## Task description
In the records below, tally every line containing "name". Report only the total.

[Start of Raw records]

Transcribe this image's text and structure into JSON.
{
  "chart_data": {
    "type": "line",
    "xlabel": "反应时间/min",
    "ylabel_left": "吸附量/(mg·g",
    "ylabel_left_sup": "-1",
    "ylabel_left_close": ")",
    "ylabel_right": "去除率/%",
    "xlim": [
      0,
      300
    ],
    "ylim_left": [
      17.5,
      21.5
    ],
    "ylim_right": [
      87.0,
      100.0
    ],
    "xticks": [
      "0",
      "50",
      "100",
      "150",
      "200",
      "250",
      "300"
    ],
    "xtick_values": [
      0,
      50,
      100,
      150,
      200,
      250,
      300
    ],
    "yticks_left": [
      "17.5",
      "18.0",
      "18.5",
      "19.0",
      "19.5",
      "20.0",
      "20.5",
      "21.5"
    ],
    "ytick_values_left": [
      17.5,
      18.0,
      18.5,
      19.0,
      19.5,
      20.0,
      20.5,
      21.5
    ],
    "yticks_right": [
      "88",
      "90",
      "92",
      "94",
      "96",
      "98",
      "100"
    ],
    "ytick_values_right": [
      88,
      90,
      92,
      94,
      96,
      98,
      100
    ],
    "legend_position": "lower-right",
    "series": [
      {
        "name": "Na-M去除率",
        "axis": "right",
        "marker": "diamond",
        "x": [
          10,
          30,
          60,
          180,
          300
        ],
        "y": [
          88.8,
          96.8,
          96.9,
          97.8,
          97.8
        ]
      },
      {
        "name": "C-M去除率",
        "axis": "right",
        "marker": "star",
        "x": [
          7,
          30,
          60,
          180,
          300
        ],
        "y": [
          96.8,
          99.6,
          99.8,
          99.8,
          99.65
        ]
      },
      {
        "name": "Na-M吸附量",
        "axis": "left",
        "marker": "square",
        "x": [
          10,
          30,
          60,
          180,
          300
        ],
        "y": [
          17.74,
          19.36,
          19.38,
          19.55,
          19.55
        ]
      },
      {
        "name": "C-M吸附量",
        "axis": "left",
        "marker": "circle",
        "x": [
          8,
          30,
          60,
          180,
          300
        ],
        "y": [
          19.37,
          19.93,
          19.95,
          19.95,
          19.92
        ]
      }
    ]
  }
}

[End of Raw records]

## Response below
4